The task:
Pull every line holding the string "基于PLC的速冻库制冷控制系统设计与实现" from the records below.

[Dataset excerpts]
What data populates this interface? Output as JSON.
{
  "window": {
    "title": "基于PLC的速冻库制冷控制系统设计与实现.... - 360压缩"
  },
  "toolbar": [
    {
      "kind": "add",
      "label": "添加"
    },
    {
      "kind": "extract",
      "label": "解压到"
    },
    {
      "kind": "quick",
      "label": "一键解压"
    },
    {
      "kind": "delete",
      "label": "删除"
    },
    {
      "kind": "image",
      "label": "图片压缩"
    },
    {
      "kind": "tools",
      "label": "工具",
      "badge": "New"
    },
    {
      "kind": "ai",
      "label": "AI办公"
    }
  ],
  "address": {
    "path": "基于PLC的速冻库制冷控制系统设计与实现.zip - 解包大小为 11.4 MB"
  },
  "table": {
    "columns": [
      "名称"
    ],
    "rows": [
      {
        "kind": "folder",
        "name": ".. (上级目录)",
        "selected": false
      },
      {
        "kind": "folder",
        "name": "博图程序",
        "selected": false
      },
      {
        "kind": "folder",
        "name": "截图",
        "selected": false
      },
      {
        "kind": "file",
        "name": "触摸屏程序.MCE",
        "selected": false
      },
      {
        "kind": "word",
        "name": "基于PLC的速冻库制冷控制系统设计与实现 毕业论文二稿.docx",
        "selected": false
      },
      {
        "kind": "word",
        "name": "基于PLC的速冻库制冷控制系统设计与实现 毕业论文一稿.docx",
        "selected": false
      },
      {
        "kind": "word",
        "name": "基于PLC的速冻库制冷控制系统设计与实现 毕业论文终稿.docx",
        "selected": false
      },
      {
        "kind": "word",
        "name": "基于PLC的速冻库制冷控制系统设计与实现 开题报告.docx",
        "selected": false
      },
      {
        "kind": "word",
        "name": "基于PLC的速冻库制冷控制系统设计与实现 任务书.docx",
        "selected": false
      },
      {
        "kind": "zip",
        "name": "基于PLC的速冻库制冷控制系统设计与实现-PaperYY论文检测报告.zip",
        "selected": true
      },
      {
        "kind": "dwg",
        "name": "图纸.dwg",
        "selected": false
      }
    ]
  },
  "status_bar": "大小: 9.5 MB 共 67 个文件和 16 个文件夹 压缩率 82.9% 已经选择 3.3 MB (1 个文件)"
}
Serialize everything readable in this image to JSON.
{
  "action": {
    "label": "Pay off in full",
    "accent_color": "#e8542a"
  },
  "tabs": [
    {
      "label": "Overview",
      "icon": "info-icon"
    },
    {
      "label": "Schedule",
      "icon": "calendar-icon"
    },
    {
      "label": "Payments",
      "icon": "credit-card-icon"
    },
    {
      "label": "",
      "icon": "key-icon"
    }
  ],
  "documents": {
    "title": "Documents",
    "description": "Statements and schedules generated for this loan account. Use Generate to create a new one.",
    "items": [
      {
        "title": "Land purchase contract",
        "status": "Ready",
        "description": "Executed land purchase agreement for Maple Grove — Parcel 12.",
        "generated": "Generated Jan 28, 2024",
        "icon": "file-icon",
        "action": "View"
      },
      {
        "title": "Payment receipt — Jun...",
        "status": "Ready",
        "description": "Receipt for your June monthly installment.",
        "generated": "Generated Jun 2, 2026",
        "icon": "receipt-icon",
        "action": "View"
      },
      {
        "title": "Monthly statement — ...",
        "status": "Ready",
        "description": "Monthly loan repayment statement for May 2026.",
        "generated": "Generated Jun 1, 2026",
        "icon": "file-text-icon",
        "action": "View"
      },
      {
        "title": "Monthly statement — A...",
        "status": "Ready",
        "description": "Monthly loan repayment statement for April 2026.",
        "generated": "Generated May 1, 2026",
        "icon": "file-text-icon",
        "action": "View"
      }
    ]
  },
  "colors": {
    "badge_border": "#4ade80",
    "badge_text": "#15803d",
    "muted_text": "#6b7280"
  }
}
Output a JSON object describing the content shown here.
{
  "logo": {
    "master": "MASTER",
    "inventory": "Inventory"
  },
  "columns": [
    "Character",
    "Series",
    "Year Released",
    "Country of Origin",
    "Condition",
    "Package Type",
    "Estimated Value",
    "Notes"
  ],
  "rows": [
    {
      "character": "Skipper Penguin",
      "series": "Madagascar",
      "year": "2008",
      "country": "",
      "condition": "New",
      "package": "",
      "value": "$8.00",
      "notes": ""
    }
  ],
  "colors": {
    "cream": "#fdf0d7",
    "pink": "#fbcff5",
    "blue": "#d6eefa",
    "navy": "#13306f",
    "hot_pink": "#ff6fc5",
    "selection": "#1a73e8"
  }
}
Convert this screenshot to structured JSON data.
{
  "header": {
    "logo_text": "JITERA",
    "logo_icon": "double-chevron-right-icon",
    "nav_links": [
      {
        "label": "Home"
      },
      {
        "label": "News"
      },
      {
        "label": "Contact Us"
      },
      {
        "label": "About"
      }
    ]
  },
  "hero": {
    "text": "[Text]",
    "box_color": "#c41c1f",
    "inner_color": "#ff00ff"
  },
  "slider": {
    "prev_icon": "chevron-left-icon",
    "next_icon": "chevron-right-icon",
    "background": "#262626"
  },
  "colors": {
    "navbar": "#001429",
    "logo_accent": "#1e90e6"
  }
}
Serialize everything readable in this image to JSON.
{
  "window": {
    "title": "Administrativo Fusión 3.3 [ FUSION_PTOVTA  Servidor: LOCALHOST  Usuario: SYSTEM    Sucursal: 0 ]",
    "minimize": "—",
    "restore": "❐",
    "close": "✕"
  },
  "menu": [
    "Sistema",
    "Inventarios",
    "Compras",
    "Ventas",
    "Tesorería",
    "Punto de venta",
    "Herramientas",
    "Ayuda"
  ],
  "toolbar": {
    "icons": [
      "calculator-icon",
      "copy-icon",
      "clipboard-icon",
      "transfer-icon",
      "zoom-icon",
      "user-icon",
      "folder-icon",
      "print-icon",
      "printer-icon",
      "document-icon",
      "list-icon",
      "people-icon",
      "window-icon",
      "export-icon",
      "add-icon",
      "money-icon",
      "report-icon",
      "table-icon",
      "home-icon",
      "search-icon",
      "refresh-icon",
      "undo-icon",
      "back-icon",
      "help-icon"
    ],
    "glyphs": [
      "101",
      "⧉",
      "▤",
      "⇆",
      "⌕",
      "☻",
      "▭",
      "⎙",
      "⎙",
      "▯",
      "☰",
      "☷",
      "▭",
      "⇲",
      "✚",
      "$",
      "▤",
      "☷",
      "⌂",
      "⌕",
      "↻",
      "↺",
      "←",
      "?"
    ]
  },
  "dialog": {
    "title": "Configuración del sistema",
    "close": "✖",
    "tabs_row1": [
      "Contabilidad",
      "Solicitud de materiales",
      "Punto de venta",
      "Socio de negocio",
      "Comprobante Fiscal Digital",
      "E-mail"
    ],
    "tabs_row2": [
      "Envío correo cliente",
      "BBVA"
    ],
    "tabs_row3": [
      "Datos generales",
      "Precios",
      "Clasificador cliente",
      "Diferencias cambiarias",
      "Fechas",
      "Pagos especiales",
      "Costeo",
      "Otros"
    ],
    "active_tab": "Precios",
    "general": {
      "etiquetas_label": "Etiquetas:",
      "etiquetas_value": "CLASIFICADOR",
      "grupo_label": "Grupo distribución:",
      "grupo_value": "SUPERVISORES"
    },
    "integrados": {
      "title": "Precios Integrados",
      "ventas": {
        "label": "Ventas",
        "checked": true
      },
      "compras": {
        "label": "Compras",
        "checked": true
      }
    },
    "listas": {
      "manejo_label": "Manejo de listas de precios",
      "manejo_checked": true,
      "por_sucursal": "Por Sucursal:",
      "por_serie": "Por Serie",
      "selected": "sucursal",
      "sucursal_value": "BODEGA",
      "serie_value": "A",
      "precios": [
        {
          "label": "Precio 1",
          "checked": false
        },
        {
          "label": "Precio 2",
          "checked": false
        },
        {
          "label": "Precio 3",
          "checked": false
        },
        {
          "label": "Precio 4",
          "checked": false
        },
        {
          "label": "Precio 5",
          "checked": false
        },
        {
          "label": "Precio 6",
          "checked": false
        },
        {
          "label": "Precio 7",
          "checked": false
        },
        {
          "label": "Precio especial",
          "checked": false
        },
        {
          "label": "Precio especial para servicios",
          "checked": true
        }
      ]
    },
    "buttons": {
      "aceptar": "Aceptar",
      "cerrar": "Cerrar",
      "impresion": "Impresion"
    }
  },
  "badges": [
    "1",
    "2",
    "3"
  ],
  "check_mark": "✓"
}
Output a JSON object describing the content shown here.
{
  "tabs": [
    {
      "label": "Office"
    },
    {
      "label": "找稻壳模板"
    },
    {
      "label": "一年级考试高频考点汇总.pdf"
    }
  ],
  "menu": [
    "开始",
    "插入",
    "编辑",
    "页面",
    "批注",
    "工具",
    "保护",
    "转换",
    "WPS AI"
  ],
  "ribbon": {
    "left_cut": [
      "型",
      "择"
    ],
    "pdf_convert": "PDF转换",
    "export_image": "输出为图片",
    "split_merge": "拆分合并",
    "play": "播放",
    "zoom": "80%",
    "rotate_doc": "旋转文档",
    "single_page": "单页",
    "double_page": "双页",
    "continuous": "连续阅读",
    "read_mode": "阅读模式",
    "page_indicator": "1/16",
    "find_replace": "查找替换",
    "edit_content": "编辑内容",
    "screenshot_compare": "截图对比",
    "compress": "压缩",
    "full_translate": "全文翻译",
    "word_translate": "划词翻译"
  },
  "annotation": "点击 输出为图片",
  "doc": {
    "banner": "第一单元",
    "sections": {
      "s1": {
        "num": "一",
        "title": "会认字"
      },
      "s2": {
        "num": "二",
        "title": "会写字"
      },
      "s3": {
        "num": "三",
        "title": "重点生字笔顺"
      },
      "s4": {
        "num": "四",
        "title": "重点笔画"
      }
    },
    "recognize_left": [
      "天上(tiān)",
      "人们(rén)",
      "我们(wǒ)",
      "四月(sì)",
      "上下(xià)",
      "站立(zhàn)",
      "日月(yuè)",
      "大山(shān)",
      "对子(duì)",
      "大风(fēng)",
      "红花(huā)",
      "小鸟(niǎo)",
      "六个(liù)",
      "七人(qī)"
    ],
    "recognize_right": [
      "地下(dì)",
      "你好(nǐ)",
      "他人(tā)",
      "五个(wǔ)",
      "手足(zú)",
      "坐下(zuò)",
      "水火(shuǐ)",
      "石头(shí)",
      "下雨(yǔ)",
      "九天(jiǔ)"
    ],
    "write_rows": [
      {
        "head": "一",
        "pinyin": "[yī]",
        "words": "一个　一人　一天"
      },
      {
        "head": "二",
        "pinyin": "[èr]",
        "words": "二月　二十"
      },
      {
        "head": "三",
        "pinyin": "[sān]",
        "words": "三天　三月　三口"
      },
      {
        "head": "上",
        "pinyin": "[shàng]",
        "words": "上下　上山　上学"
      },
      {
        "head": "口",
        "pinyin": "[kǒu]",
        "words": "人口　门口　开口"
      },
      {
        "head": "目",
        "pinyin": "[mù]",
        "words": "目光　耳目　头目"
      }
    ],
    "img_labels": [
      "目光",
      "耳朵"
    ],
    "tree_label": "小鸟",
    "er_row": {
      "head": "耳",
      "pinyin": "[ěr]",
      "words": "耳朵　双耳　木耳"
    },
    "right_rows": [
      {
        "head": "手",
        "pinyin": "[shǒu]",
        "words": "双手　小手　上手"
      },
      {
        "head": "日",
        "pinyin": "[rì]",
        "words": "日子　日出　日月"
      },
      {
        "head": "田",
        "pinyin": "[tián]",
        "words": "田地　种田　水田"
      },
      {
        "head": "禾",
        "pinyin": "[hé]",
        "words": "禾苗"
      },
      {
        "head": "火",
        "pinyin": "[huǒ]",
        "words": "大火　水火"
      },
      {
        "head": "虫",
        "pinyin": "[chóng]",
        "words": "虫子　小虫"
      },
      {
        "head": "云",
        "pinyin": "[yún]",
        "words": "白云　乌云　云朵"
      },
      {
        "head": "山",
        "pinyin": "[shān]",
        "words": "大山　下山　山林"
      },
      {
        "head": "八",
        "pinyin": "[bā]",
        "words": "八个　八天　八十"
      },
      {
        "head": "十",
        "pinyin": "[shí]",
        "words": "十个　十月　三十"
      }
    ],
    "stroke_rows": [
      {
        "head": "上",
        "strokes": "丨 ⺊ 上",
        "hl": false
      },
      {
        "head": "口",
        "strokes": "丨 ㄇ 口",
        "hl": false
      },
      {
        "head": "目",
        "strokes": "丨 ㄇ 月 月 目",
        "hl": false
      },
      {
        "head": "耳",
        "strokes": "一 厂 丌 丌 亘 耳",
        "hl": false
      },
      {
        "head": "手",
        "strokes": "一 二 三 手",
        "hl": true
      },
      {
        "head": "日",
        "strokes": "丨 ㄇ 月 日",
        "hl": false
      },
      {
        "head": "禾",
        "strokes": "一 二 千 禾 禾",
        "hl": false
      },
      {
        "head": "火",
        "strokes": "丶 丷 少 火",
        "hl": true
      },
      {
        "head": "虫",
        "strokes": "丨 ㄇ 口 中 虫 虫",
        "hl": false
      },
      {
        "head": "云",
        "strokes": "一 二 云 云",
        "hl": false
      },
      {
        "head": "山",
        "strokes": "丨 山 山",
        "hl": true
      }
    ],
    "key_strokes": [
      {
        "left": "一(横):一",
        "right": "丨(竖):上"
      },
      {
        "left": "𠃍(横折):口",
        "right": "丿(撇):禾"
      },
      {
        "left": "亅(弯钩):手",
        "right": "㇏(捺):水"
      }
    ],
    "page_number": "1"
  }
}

Task response:
    "title": "基于PLC的速冻库制冷控制系统设计与实现.... - 360压缩"
    "path": "基于PLC的速冻库制冷控制系统设计与实现.zip - 解包大小为 11.4 MB"
        "name": "基于PLC的速冻库制冷控制系统设计与实现 毕业论文二稿.docx",
        "name": "基于PLC的速冻库制冷控制系统设计与实现 毕业论文一稿.docx",
        "name": "基于PLC的速冻库制冷控制系统设计与实现 毕业论文终稿.docx",
        "name": "基于PLC的速冻库制冷控制系统设计与实现 开题报告.docx",
        "name": "基于PLC的速冻库制冷控制系统设计与实现 任务书.docx",
        "name": "基于PLC的速冻库制冷控制系统设计与实现-PaperYY论文检测报告.zip",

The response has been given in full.